Leave out every picture, then transcribe the rest of the listing exactly.

** Start INFORMATION GIVEN **

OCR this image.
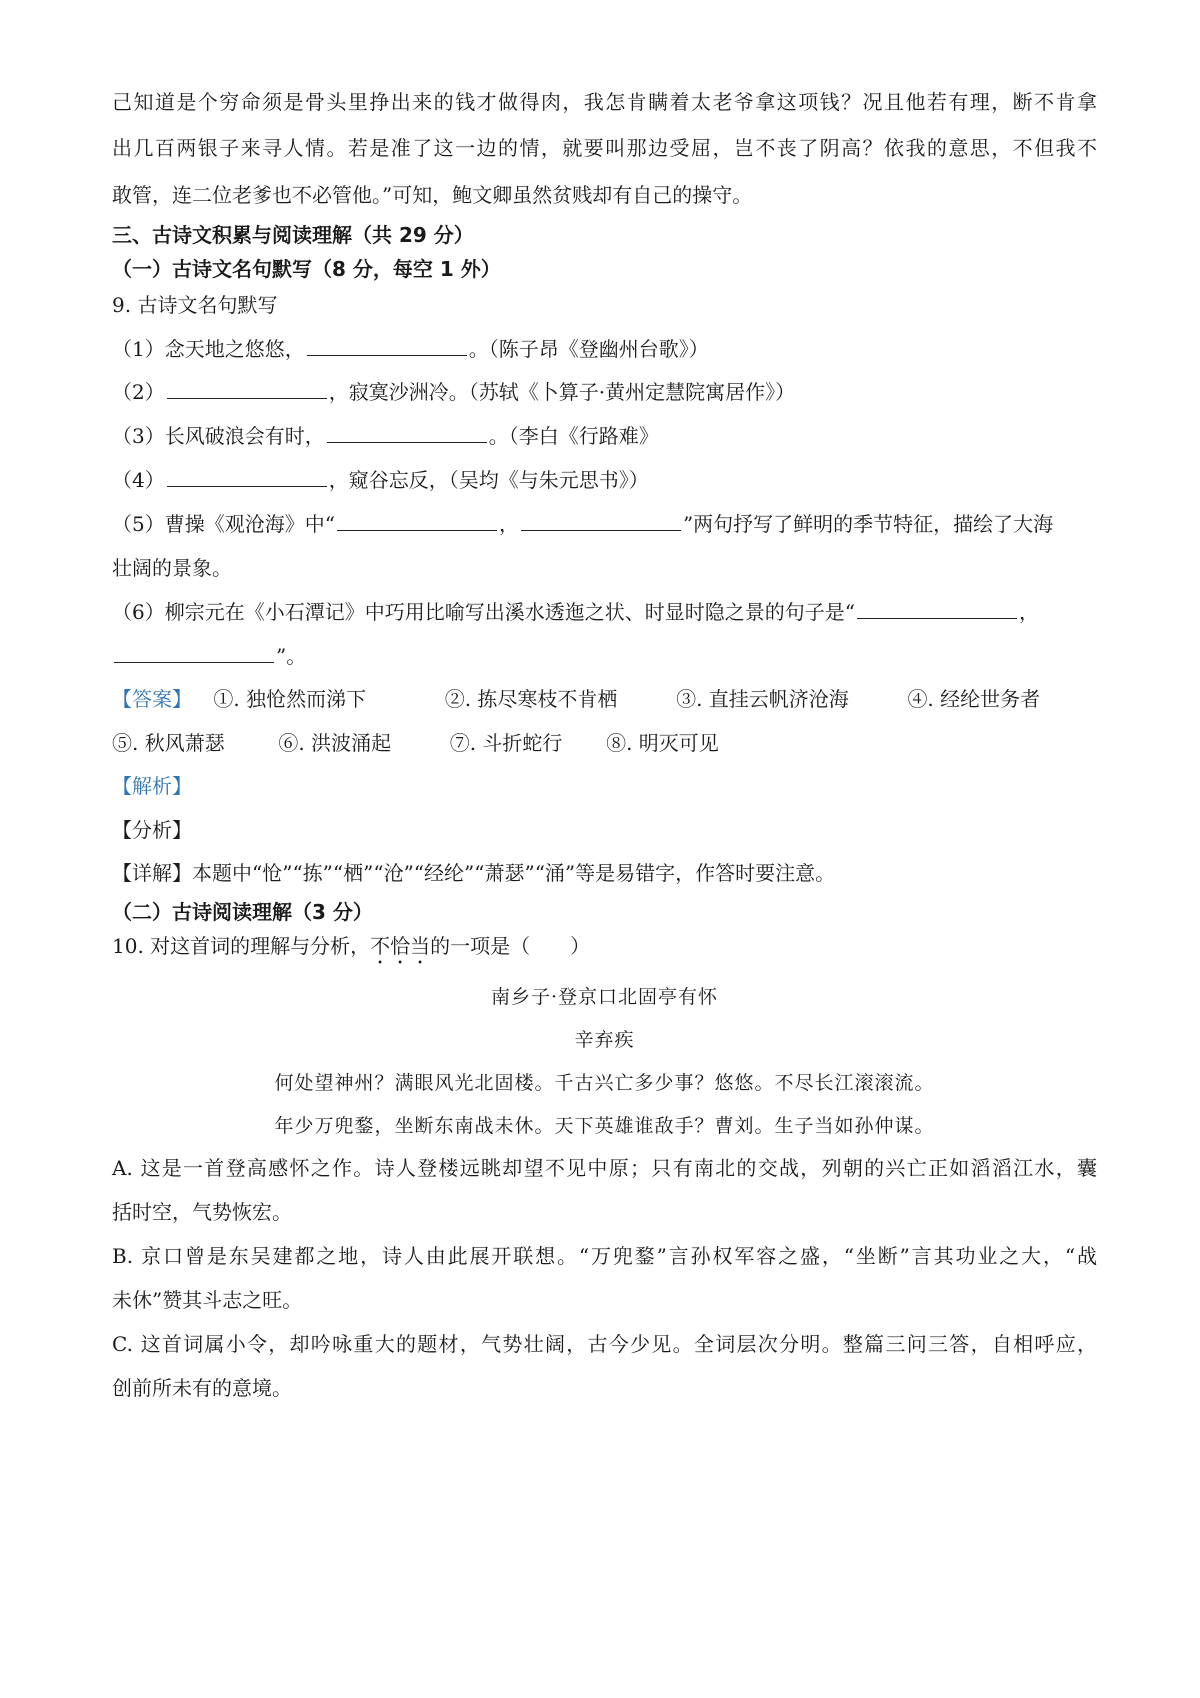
己知道是个穷命须是骨头里挣出来的钱才做得肉，我怎肯瞒着太老爷拿这项钱？况且他若有理，断不肯拿
出几百两银子来寻人情。若是准了这一边的情，就要叫那边受屈，岂不丧了阴高？依我的意思，不但我不
敢管，连二位老爹也不必管他。”可知，鲍文卿虽然贫贱却有自己的操守。
三、古诗文积累与阅读理解（共 29 分）
（一）古诗文名句默写（8 分，每空 1 外）
9. 古诗文名句默写
（1）念天地之悠悠，	。（陈子昂《登幽州台歌》）
（2）	，寂寞沙洲冷。（苏轼《卜算子·黄州定慧院寓居作》）
（3）长风破浪会有时，	。（李白《行路难》
（4）	，窥谷忘反，（吴均《与朱元思书》）
（5）曹操《观沧海》中“	，	”两句抒写了鲜明的季节特征，描绘了大海
壮阔的景象。
（6）柳宗元在《小石潭记》中巧用比喻写出溪水透迤之状、时显时隐之景的句子是“	，
”。
【答案】 ①. 独怆然而涕下	②. 拣尽寒枝不肯栖	③. 直挂云帆济沧海	④. 经纶世务者
⑤. 秋风萧瑟	⑥. 洪波涌起	⑦. 斗折蛇行 ⑧. 明灭可见
【解析】
【分析】
【详解】本题中“怆”“拣”“栖”“沧”“经纶”“萧瑟”“涌”等是易错字，作答时要注意。
（二）古诗阅读理解（3 分）
10. 对这首词的理解与分析，不恰当的一项是（　　）
南乡子·登京口北固亭有怀
辛弃疾
何处望神州？满眼风光北固楼。千古兴亡多少事？悠悠。不尽长江滚滚流。
年少万兜鍪，坐断东南战未休。天下英雄谁敌手？曹刘。生子当如孙仲谋。
A. 这是一首登高感怀之作。诗人登楼远眺却望不见中原；只有南北的交战，列朝的兴亡正如滔滔江水，囊
括时空，气势恢宏。
B. 京口曾是东吴建都之地，诗人由此展开联想。“万兜鍪”言孙权军容之盛，“坐断”言其功业之大，“战
未休”赞其斗志之旺。
C. 这首词属小令，却吟咏重大的题材，气势壮阔，古今少见。全词层次分明。整篇三问三答，自相呼应，
创前所未有的意境。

** End INFORMATION GIVEN **

### [REPLY]
OCR this image.
己知道是个穷命须是骨头里挣出来的钱才做得肉，我怎肯瞒着太老爷拿这项钱？况且他若有理，断不肯拿
出几百两银子来寻人情。若是准了这一边的情，就要叫那边受屈，岂不丧了阴高？依我的意思，不但我不
敢管，连二位老爹也不必管他。”可知，鲍文卿虽然贫贱却有自己的操守。
三、古诗文积累与阅读理解（共 29 分）
（一）古诗文名句默写（8 分，每空 1 外）
9. 古诗文名句默写
（1）念天地之悠悠，	。（陈子昂《登幽州台歌》）
（2）	，寂寞沙洲冷。（苏轼《卜算子·黄州定慧院寓居作》）
（3）长风破浪会有时，	。（李白《行路难》
（4）	，窥谷忘反，（吴均《与朱元思书》）
（5）曹操《观沧海》中“	，	”两句抒写了鲜明的季节特征，描绘了大海
壮阔的景象。
（6）柳宗元在《小石潭记》中巧用比喻写出溪水透迤之状、时显时隐之景的句子是“	，
”。
【答案】 ①. 独怆然而涕下	②. 拣尽寒枝不肯栖	③. 直挂云帆济沧海	④. 经纶世务者
⑤. 秋风萧瑟	⑥. 洪波涌起	⑦. 斗折蛇行 ⑧. 明灭可见
【解析】
【分析】
【详解】本题中“怆”“拣”“栖”“沧”“经纶”“萧瑟”“涌”等是易错字，作答时要注意。
（二）古诗阅读理解（3 分）
10. 对这首词的理解与分析，不恰当的一项是（　　）
南乡子·登京口北固亭有怀
辛弃疾
何处望神州？满眼风光北固楼。千古兴亡多少事？悠悠。不尽长江滚滚流。
年少万兜鍪，坐断东南战未休。天下英雄谁敌手？曹刘。生子当如孙仲谋。
A. 这是一首登高感怀之作。诗人登楼远眺却望不见中原；只有南北的交战，列朝的兴亡正如滔滔江水，囊
括时空，气势恢宏。
B. 京口曾是东吴建都之地，诗人由此展开联想。“万兜鍪”言孙权军容之盛，“坐断”言其功业之大，“战
未休”赞其斗志之旺。
C. 这首词属小令，却吟咏重大的题材，气势壮阔，古今少见。全词层次分明。整篇三问三答，自相呼应，
创前所未有的意境。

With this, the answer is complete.